◆ SHORT TASK: Look for the word "this" in the entries below, then copy every line that has it.

◆ EXTRACTED RECORDS:

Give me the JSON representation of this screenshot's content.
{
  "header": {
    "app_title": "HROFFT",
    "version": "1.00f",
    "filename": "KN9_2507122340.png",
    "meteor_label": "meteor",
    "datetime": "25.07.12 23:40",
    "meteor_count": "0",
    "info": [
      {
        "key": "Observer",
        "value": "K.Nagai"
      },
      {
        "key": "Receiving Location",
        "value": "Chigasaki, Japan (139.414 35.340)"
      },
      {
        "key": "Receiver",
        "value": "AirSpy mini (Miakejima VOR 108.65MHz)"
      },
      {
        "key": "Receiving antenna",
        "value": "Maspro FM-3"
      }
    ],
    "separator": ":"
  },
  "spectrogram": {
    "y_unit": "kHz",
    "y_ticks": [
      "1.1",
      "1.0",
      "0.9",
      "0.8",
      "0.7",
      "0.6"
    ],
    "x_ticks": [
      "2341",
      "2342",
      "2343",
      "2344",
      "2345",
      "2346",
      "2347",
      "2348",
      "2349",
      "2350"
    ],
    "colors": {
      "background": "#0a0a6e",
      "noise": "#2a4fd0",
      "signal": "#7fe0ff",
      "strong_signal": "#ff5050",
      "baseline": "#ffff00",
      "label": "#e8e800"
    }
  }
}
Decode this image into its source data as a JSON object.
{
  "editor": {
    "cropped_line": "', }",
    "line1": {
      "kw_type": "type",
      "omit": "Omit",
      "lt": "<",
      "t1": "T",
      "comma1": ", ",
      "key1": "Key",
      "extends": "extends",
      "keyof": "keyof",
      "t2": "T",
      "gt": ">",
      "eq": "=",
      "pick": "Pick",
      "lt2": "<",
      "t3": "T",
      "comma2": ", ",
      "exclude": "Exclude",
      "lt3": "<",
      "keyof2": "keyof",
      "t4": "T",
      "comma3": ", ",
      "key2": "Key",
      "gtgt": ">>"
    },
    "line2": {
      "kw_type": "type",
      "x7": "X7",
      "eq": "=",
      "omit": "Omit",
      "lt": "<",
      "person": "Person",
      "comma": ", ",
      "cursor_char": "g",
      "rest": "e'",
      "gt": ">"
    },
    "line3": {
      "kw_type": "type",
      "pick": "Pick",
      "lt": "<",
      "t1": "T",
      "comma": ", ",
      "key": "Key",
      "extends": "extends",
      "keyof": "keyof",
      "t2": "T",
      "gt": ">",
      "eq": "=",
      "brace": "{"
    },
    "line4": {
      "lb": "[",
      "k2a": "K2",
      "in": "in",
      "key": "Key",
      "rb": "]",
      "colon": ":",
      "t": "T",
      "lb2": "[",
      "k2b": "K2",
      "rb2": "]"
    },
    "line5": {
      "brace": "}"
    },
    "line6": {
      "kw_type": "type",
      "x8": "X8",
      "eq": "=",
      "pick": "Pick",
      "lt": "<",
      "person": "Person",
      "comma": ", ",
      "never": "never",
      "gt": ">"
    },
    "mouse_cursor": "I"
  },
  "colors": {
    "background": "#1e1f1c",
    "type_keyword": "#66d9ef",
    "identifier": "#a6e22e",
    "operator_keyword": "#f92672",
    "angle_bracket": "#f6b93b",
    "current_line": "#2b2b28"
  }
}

◆ THE OUTPUT:
Give me the JSON representation of this screenshot's content.
Decode this image into its source data as a JSON object.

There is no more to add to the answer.